Give the data again, word for word.

(Saved entries)
────────────────

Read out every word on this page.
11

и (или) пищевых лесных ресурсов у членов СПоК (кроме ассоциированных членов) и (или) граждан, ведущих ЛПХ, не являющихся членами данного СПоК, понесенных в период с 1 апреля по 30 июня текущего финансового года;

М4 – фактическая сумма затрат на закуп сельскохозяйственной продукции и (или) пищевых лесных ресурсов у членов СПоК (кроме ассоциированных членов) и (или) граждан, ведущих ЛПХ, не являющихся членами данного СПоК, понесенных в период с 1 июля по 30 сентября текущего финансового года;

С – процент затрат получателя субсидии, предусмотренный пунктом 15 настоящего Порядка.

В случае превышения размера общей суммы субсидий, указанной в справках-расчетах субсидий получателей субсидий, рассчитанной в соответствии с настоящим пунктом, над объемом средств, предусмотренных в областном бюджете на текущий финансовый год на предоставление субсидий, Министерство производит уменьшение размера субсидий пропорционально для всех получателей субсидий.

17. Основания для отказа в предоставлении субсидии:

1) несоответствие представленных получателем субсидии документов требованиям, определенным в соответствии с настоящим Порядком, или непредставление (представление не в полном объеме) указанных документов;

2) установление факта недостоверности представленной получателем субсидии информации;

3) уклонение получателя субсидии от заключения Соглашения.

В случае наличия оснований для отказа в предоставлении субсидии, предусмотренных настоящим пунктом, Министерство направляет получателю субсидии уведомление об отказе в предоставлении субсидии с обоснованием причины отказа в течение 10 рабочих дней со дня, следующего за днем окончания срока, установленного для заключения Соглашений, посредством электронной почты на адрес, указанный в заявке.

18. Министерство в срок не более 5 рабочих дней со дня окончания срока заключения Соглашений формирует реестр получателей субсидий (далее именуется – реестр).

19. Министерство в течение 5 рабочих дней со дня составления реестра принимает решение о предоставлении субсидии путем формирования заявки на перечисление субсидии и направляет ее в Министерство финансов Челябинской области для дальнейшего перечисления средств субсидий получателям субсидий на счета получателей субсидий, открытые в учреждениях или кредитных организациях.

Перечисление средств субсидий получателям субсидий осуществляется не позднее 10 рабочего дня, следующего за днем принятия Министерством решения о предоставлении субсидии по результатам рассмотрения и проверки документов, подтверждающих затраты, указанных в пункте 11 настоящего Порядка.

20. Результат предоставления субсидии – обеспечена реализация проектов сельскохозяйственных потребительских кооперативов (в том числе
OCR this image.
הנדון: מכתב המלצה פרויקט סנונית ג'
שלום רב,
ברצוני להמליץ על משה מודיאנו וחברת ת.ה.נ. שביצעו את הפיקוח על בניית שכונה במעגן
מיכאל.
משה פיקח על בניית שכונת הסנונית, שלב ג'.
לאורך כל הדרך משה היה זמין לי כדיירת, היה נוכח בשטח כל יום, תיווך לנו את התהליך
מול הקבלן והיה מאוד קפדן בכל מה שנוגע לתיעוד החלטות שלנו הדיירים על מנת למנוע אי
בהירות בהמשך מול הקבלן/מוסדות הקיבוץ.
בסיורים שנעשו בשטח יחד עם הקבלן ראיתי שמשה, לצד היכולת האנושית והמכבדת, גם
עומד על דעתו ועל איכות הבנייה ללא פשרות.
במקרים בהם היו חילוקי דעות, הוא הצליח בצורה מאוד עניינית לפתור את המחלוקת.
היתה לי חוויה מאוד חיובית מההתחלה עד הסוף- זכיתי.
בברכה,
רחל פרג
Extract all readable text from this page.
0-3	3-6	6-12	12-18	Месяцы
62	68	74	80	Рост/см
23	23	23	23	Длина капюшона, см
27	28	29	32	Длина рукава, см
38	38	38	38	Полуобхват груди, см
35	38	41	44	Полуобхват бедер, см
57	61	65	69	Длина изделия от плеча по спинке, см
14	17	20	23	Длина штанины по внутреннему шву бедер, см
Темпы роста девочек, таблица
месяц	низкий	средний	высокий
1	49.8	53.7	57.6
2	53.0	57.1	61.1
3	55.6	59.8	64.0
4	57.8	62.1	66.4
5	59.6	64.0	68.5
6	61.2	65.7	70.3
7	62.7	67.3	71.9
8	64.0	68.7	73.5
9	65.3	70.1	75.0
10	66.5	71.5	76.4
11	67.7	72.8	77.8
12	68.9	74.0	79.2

────────────────

RESULT FOR THIS EXERCISE ▸
Read out every word on this page.
11

и (или) пищевых лесных ресурсов у членов СПоК (кроме ассоциированных членов) и (или) граждан, ведущих ЛПХ, не являющихся членами данного СПоК, понесенных в период с 1 апреля по 30 июня текущего финансового года;

М4 – фактическая сумма затрат на закуп сельскохозяйственной продукции и (или) пищевых лесных ресурсов у членов СПоК (кроме ассоциированных членов) и (или) граждан, ведущих ЛПХ, не являющихся членами данного СПоК, понесенных в период с 1 июля по 30 сентября текущего финансового года;

С – процент затрат получателя субсидии, предусмотренный пунктом 15 настоящего Порядка.

В случае превышения размера общей суммы субсидий, указанной в справках-расчетах субсидий получателей субсидий, рассчитанной в соответствии с настоящим пунктом, над объемом средств, предусмотренных в областном бюджете на текущий финансовый год на предоставление субсидий, Министерство производит уменьшение размера субсидий пропорционально для всех получателей субсидий.

17. Основания для отказа в предоставлении субсидии:

1) несоответствие представленных получателем субсидии документов требованиям, определенным в соответствии с настоящим Порядком, или непредставление (представление не в полном объеме) указанных документов;

2) установление факта недостоверности представленной получателем субсидии информации;

3) уклонение получателя субсидии от заключения Соглашения.

В случае наличия оснований для отказа в предоставлении субсидии, предусмотренных настоящим пунктом, Министерство направляет получателю субсидии уведомление об отказе в предоставлении субсидии с обоснованием причины отказа в течение 10 рабочих дней со дня, следующего за днем окончания срока, установленного для заключения Соглашений, посредством электронной почты на адрес, указанный в заявке.

18. Министерство в срок не более 5 рабочих дней со дня окончания срока заключения Соглашений формирует реестр получателей субсидий (далее именуется – реестр).

19. Министерство в течение 5 рабочих дней со дня составления реестра принимает решение о предоставлении субсидии путем формирования заявки на перечисление субсидии и направляет ее в Министерство финансов Челябинской области для дальнейшего перечисления средств субсидий получателям субсидий на счета получателей субсидий, открытые в учреждениях или кредитных организациях.

Перечисление средств субсидий получателям субсидий осуществляется не позднее 10 рабочего дня, следующего за днем принятия Министерством решения о предоставлении субсидии по результатам рассмотрения и проверки документов, подтверждающих затраты, указанных в пункте 11 настоящего Порядка.

20. Результат предоставления субсидии – обеспечена реализация проектов сельскохозяйственных потребительских кооперативов (в том числе
OCR this image.
הנדון: מכתב המלצה פרויקט סנונית ג'
שלום רב,
ברצוני להמליץ על משה מודיאנו וחברת ת.ה.נ. שביצעו את הפיקוח על בניית שכונה במעגן
מיכאל.
משה פיקח על בניית שכונת הסנונית, שלב ג'.
לאורך כל הדרך משה היה זמין לי כדיירת, היה נוכח בשטח כל יום, תיווך לנו את התהליך
מול הקבלן והיה מאוד קפדן בכל מה שנוגע לתיעוד החלטות שלנו הדיירים על מנת למנוע אי
בהירות בהמשך מול הקבלן/מוסדות הקיבוץ.
בסיורים שנעשו בשטח יחד עם הקבלן ראיתי שמשה, לצד היכולת האנושית והמכבדת, גם
עומד על דעתו ועל איכות הבנייה ללא פשרות.
במקרים בהם היו חילוקי דעות, הוא הצליח בצורה מאוד עניינית לפתור את המחלוקת.
היתה לי חוויה מאוד חיובית מההתחלה עד הסוף- זכיתי.
בברכה,
רחל פרג
Extract all readable text from this page.
0-3	3-6	6-12	12-18	Месяцы
62	68	74	80	Рост/см
23	23	23	23	Длина капюшона, см
27	28	29	32	Длина рукава, см
38	38	38	38	Полуобхват груди, см
35	38	41	44	Полуобхват бедер, см
57	61	65	69	Длина изделия от плеча по спинке, см
14	17	20	23	Длина штанины по внутреннему шву бедер, см
Темпы роста девочек, таблица
месяц	низкий	средний	высокий
1	49.8	53.7	57.6
2	53.0	57.1	61.1
3	55.6	59.8	64.0
4	57.8	62.1	66.4
5	59.6	64.0	68.5
6	61.2	65.7	70.3
7	62.7	67.3	71.9
8	64.0	68.7	73.5
9	65.3	70.1	75.0
10	66.5	71.5	76.4
11	67.7	72.8	77.8
12	68.9	74.0	79.2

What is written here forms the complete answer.